### Task to carry out
Copy, from the entries below, each line in which the string "Regression" appears.

· · · · · · ·

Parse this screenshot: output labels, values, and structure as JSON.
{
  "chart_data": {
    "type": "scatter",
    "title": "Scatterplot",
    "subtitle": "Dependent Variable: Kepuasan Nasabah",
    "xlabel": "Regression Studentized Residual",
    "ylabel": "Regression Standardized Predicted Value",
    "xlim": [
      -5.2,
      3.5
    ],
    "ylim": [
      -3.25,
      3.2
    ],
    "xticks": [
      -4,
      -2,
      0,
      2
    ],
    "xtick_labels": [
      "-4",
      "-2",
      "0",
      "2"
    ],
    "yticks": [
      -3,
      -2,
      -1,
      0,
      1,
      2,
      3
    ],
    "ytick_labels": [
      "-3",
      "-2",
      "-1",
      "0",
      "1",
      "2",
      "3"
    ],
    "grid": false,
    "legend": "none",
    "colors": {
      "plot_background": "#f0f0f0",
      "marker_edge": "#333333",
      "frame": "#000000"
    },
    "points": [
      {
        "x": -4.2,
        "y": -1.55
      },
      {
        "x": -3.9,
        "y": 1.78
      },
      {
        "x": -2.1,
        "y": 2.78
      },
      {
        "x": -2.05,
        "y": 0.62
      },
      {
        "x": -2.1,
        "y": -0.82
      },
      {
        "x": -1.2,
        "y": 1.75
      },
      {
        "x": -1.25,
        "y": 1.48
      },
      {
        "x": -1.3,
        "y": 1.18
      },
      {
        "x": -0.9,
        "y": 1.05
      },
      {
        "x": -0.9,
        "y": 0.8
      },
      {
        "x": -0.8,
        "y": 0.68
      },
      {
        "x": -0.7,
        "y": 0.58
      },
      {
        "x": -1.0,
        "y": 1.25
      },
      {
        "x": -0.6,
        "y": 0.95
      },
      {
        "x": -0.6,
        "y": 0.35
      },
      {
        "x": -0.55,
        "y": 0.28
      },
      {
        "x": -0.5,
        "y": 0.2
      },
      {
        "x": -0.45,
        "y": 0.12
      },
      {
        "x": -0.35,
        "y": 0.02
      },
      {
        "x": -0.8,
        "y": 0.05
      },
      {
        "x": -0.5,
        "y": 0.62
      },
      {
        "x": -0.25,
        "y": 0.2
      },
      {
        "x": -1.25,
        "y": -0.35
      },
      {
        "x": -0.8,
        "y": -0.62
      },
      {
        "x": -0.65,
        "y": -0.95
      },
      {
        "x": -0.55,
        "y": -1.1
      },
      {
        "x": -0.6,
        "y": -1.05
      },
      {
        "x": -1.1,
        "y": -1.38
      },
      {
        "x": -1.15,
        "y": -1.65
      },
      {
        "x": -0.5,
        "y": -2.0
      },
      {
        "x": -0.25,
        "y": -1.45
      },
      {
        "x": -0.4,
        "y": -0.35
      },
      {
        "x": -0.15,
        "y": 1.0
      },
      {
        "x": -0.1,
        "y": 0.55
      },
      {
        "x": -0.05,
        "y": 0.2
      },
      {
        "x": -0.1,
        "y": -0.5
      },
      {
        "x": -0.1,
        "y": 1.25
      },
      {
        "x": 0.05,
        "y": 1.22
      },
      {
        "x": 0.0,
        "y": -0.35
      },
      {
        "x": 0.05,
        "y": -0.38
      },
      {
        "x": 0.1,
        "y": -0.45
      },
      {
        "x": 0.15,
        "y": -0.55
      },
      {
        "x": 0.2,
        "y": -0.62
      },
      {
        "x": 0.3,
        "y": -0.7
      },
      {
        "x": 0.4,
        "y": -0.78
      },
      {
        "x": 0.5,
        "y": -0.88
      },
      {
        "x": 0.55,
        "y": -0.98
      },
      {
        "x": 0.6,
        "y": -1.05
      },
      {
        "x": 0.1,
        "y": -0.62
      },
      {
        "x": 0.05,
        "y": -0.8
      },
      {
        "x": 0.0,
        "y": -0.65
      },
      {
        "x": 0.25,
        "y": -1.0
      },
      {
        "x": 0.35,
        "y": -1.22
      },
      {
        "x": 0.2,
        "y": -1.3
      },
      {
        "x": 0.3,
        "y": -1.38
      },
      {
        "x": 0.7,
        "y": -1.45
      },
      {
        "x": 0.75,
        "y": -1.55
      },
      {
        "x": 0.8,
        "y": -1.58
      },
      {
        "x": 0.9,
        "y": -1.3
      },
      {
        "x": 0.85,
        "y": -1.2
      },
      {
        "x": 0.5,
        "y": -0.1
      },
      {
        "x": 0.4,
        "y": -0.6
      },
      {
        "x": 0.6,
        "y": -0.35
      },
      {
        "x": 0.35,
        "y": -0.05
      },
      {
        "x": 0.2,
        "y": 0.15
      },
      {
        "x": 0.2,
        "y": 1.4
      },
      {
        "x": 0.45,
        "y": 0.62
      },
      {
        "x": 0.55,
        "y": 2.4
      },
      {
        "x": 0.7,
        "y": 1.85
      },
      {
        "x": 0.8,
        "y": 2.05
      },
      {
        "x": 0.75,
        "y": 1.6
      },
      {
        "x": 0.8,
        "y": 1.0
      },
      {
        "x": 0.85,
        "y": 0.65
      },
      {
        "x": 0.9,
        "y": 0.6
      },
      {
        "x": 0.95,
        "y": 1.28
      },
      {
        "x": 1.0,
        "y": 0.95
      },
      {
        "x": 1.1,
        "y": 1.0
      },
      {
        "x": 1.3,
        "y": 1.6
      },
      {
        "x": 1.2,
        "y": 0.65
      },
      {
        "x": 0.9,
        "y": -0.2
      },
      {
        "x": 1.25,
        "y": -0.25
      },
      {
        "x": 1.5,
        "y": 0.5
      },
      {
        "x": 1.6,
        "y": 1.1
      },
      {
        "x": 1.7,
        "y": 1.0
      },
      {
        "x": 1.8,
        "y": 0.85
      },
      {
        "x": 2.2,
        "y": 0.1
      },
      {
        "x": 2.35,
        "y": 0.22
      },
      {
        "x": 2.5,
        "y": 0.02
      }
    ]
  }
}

· · · · · · ·

### Final result
    "xlabel": "Regression Studentized Residual",
    "ylabel": "Regression Standardized Predicted Value",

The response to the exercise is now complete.